» SUPPLIED RECORDS
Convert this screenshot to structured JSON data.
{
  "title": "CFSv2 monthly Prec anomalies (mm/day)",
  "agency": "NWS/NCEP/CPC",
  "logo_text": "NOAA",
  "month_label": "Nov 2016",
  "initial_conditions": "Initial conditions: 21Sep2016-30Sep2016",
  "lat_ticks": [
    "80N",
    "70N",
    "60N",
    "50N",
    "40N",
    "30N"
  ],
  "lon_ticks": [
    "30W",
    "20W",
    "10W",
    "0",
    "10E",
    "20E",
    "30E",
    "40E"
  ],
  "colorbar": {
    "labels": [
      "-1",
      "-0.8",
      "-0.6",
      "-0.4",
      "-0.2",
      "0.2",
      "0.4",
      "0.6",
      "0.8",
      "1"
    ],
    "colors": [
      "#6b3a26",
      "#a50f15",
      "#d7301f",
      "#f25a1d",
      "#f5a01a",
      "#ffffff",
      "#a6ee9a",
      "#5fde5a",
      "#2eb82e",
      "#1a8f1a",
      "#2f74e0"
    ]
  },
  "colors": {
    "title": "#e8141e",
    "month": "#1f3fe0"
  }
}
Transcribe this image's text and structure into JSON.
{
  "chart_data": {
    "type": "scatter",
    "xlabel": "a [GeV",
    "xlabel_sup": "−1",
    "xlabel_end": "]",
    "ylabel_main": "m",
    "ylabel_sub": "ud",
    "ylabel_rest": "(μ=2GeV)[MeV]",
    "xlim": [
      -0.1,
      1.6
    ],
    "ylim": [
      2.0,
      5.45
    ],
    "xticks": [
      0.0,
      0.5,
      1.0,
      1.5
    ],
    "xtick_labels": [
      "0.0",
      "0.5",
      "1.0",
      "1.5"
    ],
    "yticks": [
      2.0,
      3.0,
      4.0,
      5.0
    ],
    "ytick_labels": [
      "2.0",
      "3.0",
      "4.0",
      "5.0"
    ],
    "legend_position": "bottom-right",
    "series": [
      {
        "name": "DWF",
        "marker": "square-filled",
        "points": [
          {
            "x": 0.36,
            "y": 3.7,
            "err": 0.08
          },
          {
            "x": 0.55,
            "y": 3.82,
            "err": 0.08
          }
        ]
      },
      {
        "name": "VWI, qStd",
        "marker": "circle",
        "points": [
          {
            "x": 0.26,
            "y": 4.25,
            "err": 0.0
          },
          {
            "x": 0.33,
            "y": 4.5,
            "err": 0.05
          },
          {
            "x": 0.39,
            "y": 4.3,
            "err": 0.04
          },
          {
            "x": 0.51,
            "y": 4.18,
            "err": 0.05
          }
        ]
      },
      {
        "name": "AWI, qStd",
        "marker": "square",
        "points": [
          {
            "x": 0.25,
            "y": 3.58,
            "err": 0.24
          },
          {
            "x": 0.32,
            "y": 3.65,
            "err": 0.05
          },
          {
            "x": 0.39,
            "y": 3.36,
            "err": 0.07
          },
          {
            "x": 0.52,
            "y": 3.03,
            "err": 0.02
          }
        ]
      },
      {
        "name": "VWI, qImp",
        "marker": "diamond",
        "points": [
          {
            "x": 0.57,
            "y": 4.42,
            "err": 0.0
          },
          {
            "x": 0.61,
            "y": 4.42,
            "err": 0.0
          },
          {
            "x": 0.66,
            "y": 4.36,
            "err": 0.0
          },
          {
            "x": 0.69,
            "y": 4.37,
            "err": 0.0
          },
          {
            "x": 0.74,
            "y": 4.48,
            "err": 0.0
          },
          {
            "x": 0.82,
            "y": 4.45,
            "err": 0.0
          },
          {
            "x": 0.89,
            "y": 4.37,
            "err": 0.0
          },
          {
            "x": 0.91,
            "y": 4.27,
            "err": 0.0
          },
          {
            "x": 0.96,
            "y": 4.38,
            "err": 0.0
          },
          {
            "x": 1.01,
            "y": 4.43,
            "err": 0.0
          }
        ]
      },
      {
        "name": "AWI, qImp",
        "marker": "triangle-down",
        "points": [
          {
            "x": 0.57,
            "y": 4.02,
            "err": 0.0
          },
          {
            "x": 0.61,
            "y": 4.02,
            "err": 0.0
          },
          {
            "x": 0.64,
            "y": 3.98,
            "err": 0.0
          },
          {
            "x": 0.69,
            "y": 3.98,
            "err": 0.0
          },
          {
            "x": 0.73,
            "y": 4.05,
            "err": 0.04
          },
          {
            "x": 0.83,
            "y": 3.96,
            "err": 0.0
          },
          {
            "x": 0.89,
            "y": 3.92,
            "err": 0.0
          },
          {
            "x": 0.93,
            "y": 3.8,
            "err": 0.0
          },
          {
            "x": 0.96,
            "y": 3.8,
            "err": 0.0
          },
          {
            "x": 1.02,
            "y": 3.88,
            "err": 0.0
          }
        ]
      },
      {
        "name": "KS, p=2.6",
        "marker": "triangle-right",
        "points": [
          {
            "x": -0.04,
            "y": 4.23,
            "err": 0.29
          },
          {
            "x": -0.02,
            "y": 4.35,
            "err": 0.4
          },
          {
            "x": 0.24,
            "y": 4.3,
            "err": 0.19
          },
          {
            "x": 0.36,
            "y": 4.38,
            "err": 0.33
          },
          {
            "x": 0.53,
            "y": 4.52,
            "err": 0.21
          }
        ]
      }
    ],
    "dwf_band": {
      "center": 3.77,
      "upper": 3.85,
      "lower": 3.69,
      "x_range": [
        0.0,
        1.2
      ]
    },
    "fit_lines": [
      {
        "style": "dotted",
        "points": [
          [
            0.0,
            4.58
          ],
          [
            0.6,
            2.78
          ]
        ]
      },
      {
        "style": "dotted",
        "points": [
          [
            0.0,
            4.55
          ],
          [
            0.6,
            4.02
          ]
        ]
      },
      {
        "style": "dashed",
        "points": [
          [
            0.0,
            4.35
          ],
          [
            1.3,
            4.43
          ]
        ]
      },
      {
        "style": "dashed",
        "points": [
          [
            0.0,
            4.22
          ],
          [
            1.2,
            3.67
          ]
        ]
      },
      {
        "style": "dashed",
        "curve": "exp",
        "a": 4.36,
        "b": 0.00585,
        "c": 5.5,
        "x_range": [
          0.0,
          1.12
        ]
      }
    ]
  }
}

» WORK REQUIRED
The required output is the number of lines containing the word "title", and nothing besides.

» SOLVED EXERCISE
2